§ WRITTEN INSTRUCTION: Pull out every line below holding the word "color".
Begin STORED ROWS
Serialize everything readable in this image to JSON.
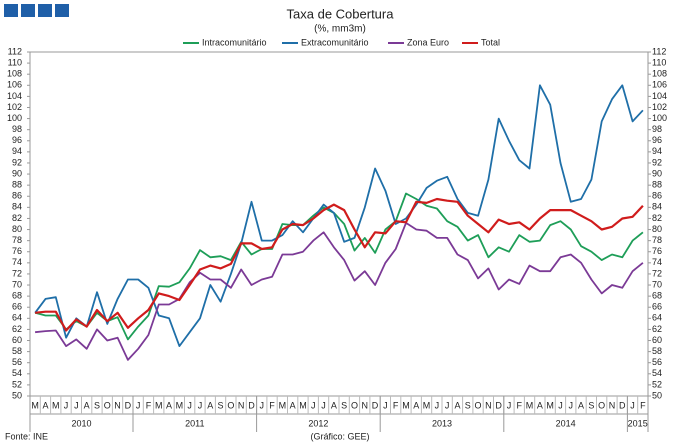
{
  "chart_data": {
    "type": "line",
    "title": "Taxa de Cobertura",
    "subtitle": "(%, mm3m)",
    "categories": [
      "M",
      "A",
      "M",
      "J",
      "J",
      "A",
      "S",
      "O",
      "N",
      "D",
      "J",
      "F",
      "M",
      "A",
      "M",
      "J",
      "J",
      "A",
      "S",
      "O",
      "N",
      "D",
      "J",
      "F",
      "M",
      "A",
      "M",
      "J",
      "J",
      "A",
      "S",
      "O",
      "N",
      "D",
      "J",
      "F",
      "M",
      "A",
      "M",
      "J",
      "J",
      "A",
      "S",
      "O",
      "N",
      "D",
      "J",
      "F",
      "M",
      "A",
      "M",
      "J",
      "J",
      "A",
      "S",
      "O",
      "N",
      "D",
      "J",
      "F"
    ],
    "years": [
      "2010",
      "2011",
      "2012",
      "2013",
      "2014",
      "2015"
    ],
    "series": [
      {
        "name": "Intracomunitário",
        "color": "#1e9e58",
        "values": [
          65,
          64.5,
          64.5,
          62,
          63.5,
          62.5,
          65,
          63.5,
          64.2,
          60.2,
          62.5,
          64.5,
          69.8,
          69.7,
          70.5,
          73,
          76.3,
          75,
          75.2,
          74.5,
          77.8,
          75.5,
          76.5,
          76.5,
          81,
          80.8,
          80.8,
          82.5,
          84,
          83,
          81,
          76.2,
          78.5,
          75.8,
          80,
          81.5,
          86.5,
          85.5,
          84.3,
          83.8,
          81.5,
          80.5,
          78,
          79,
          75,
          76.8,
          76,
          79,
          77.8,
          78,
          80.8,
          81.5,
          80,
          77,
          76,
          74.5,
          75.5,
          75,
          78,
          79.5
        ]
      },
      {
        "name": "Extracomunitário",
        "color": "#1f6fa8",
        "values": [
          65,
          67.5,
          67.8,
          60.5,
          64,
          62.5,
          68.7,
          63,
          67.5,
          71,
          71,
          69.5,
          64.5,
          64,
          59,
          61.5,
          64,
          70,
          67,
          72,
          77.5,
          85,
          78,
          78,
          79,
          81.5,
          79.5,
          82,
          84.5,
          83,
          77.8,
          78.5,
          84,
          91,
          87,
          81,
          82,
          84.5,
          87.5,
          88.8,
          89.5,
          85.5,
          83,
          82.5,
          89,
          100,
          96,
          92.5,
          91,
          106,
          102.5,
          92,
          85,
          85.5,
          89,
          99.5,
          103.5,
          106,
          99.5,
          101.5
        ]
      },
      {
        "name": "Zona Euro",
        "color": "#7b3a96",
        "values": [
          61.5,
          61.7,
          61.8,
          59,
          60.2,
          58.5,
          62,
          60,
          60.5,
          56.5,
          58.5,
          61,
          66.5,
          66.5,
          67.5,
          70.5,
          72.2,
          71,
          71,
          69.5,
          72.8,
          70,
          71,
          71.5,
          75.5,
          75.5,
          76,
          78,
          79.5,
          76.8,
          74.5,
          70.8,
          72.5,
          70,
          74,
          76.5,
          81.2,
          80,
          79.8,
          78.5,
          78.5,
          75.5,
          74.5,
          71.2,
          73,
          69.2,
          71,
          70.2,
          73.5,
          72.5,
          72.5,
          75,
          75.5,
          74,
          71,
          68.5,
          70,
          69.5,
          72.5,
          74
        ]
      },
      {
        "name": "Total",
        "color": "#d01c1c",
        "values": [
          65,
          65.2,
          65.2,
          61.8,
          63.8,
          62.5,
          65.5,
          63.5,
          65,
          62.3,
          64,
          65.5,
          68.5,
          68,
          67.3,
          70,
          72.8,
          73.5,
          73,
          73.8,
          77.5,
          77.5,
          76.5,
          76.8,
          80,
          81,
          80.8,
          82,
          83.5,
          84.5,
          83.5,
          80,
          76.8,
          79.5,
          79.3,
          81.5,
          81.3,
          85,
          84.8,
          85.5,
          85.2,
          85,
          82.5,
          81,
          79.5,
          81.8,
          81,
          81.3,
          80,
          82,
          83.5,
          83.5,
          83.5,
          82.5,
          81.5,
          80,
          80.5,
          82,
          82.3,
          84.3
        ]
      }
    ],
    "ylim": [
      50,
      112
    ],
    "yticks": [
      50,
      52,
      54,
      56,
      58,
      60,
      62,
      64,
      66,
      68,
      70,
      72,
      74,
      76,
      78,
      80,
      82,
      84,
      86,
      88,
      90,
      92,
      94,
      96,
      98,
      100,
      102,
      104,
      106,
      108,
      110,
      112
    ],
    "source": "Fonte: INE",
    "credit": "(Gráfico: GEE)"
  }
}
End STORED ROWS
§ FINISHED ANSWER:
        "color": "#1e9e58",
        "color": "#1f6fa8",
        "color": "#7b3a96",
        "color": "#d01c1c",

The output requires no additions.